[PROBLEM DESCRIPTION]: Extract every line of the material that holds the string "colors".

::: RECORDS TO PROCESS :::

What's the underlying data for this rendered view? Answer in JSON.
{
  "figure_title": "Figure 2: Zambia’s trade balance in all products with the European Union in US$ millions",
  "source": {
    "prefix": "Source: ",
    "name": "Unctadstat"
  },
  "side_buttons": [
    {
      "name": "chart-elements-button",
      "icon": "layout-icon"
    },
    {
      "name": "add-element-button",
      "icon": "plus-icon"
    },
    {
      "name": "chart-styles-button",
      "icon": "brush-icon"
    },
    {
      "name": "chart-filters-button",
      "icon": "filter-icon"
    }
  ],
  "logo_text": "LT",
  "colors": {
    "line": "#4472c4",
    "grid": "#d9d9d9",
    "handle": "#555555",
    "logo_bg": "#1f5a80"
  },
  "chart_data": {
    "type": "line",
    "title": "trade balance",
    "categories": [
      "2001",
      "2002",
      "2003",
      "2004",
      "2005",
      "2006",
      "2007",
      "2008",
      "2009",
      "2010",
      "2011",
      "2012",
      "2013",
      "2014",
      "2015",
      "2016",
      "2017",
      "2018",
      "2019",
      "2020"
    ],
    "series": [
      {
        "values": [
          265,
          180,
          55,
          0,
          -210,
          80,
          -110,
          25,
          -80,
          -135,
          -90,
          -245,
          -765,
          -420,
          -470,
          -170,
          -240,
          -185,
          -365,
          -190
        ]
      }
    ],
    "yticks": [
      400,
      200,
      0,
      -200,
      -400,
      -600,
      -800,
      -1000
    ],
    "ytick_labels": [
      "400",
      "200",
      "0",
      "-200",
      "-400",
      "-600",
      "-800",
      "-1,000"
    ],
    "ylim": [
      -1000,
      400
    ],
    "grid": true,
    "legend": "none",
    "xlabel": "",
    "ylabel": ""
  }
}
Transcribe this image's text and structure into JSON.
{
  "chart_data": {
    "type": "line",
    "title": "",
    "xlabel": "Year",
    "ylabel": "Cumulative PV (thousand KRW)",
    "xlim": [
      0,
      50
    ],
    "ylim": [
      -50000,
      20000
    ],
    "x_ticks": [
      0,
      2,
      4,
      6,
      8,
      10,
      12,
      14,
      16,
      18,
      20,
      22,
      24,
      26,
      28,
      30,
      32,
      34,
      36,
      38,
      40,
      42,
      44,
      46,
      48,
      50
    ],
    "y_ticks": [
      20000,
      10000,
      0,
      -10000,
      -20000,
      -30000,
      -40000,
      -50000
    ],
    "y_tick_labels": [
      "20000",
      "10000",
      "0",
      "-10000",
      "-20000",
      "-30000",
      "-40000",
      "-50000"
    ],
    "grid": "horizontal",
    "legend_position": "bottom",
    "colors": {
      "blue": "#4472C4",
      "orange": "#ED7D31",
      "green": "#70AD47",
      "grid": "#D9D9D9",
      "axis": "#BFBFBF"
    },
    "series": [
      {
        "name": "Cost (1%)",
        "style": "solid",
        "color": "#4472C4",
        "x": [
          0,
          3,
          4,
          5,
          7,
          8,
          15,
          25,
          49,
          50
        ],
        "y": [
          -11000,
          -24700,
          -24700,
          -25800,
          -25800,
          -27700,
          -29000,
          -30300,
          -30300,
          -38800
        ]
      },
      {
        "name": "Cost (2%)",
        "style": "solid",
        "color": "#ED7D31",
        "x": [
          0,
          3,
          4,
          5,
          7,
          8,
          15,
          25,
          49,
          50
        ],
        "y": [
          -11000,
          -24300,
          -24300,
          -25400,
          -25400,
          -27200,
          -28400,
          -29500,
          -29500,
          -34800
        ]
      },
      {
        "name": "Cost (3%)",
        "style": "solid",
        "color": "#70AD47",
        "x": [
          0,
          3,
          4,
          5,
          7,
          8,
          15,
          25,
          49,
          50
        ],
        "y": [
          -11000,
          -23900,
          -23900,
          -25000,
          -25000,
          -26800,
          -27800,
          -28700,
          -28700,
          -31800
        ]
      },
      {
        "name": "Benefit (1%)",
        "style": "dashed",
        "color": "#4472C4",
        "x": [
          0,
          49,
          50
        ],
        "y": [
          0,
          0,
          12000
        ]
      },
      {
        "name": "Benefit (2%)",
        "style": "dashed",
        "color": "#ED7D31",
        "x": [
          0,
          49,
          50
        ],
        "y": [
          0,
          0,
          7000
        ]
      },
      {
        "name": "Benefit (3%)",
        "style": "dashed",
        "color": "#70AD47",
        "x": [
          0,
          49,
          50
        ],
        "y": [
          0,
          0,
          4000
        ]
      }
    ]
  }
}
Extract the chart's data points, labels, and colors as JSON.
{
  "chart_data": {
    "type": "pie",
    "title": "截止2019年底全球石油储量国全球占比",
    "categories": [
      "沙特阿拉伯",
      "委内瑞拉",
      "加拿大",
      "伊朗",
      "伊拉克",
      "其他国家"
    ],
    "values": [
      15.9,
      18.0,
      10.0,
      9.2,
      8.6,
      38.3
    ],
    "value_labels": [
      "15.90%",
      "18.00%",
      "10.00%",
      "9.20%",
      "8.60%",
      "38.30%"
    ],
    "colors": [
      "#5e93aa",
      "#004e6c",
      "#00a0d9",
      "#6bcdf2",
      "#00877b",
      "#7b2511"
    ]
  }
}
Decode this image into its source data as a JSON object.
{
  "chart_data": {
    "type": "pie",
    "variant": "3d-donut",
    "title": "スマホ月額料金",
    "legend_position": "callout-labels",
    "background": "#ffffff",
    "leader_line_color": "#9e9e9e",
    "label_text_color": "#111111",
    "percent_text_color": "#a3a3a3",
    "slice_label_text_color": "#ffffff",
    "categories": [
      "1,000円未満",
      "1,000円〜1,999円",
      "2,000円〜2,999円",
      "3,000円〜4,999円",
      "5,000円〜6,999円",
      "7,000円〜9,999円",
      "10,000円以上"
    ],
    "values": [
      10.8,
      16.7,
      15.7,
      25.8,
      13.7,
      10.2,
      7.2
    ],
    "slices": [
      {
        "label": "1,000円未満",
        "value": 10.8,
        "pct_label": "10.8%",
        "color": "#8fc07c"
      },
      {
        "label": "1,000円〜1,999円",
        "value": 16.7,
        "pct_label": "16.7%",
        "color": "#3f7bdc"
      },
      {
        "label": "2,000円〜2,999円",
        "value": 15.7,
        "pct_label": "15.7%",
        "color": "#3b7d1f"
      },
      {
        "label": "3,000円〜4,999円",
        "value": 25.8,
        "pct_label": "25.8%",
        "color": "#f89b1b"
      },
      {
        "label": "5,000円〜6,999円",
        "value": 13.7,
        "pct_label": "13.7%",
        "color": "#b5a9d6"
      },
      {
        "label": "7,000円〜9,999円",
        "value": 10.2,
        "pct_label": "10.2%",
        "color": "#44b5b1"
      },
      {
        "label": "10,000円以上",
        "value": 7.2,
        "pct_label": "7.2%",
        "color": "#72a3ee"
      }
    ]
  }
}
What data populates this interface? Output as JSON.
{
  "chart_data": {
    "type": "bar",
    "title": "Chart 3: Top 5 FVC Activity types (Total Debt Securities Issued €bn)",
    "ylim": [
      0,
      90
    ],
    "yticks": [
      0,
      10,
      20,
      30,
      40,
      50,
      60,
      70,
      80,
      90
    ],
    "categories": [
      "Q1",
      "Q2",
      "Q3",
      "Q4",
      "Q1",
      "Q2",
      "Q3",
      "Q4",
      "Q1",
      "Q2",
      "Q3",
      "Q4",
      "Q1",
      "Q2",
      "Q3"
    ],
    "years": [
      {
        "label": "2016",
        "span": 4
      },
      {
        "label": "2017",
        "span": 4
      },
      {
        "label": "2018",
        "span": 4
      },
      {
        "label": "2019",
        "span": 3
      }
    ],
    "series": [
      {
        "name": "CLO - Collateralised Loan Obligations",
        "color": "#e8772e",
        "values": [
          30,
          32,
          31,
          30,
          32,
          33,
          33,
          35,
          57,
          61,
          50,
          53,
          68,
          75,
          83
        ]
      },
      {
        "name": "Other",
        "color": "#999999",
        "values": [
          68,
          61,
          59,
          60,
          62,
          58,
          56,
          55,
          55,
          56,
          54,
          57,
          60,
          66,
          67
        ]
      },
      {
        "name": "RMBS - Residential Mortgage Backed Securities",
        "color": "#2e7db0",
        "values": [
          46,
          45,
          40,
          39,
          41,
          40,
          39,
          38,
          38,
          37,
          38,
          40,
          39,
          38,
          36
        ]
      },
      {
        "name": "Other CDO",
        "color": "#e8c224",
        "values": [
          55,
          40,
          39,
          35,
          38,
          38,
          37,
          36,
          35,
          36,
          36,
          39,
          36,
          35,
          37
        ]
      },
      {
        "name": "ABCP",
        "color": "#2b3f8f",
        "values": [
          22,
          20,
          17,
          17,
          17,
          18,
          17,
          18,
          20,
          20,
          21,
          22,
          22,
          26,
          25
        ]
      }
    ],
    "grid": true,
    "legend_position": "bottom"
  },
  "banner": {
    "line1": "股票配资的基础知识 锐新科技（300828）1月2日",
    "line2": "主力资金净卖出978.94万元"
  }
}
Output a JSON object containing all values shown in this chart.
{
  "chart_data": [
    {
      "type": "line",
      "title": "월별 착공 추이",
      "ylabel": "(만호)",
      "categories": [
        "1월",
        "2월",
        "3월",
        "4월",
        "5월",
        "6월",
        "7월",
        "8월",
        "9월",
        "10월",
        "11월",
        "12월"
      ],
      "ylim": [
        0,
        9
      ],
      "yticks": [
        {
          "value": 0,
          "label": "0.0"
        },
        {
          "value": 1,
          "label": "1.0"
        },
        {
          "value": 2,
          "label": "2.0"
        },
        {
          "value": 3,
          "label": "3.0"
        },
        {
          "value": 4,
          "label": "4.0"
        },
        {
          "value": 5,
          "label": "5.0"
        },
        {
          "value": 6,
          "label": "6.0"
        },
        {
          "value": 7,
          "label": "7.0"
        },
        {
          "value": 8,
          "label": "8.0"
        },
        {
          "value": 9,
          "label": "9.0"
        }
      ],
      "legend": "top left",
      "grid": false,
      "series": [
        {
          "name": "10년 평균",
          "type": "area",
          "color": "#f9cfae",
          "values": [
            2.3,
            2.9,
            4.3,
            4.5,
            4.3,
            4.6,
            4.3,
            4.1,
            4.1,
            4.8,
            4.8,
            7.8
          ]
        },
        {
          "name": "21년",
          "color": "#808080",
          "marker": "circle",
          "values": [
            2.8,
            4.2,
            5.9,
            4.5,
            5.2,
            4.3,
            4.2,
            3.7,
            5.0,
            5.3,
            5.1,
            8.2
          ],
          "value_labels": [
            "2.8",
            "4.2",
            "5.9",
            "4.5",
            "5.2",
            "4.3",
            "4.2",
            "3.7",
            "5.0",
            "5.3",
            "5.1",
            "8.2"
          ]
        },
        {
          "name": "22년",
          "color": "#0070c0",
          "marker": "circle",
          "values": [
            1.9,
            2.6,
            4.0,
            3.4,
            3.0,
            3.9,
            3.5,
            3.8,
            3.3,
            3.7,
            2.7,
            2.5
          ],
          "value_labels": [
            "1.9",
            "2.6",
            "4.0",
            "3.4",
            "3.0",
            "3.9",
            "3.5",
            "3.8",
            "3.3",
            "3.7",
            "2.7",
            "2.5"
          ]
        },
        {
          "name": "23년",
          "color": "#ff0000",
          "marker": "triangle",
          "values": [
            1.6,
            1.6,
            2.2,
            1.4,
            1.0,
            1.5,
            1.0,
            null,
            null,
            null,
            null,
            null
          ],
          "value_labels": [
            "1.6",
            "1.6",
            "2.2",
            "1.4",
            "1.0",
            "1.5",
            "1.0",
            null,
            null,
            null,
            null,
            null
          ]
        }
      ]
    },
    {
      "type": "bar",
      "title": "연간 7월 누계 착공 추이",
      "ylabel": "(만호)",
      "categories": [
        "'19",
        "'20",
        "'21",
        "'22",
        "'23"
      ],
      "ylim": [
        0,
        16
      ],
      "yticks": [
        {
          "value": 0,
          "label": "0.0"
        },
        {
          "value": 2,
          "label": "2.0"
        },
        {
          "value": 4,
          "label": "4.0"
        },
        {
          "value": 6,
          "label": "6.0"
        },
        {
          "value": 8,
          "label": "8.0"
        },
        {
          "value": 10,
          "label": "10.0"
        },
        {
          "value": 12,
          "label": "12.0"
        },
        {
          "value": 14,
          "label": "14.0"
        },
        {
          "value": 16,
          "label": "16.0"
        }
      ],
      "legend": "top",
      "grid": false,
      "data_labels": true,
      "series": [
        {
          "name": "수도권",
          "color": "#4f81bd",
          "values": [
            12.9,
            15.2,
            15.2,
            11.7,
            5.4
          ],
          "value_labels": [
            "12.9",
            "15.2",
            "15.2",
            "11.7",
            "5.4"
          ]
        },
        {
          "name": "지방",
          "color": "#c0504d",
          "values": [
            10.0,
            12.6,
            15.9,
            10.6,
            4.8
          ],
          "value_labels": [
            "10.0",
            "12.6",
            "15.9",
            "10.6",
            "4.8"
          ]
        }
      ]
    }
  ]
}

:::

[ANSWER FOR THIS EXERCISE]:
  "colors": {
    "colors": {
Extract the chart's data points, labels, and colors as JSON.
    "colors": [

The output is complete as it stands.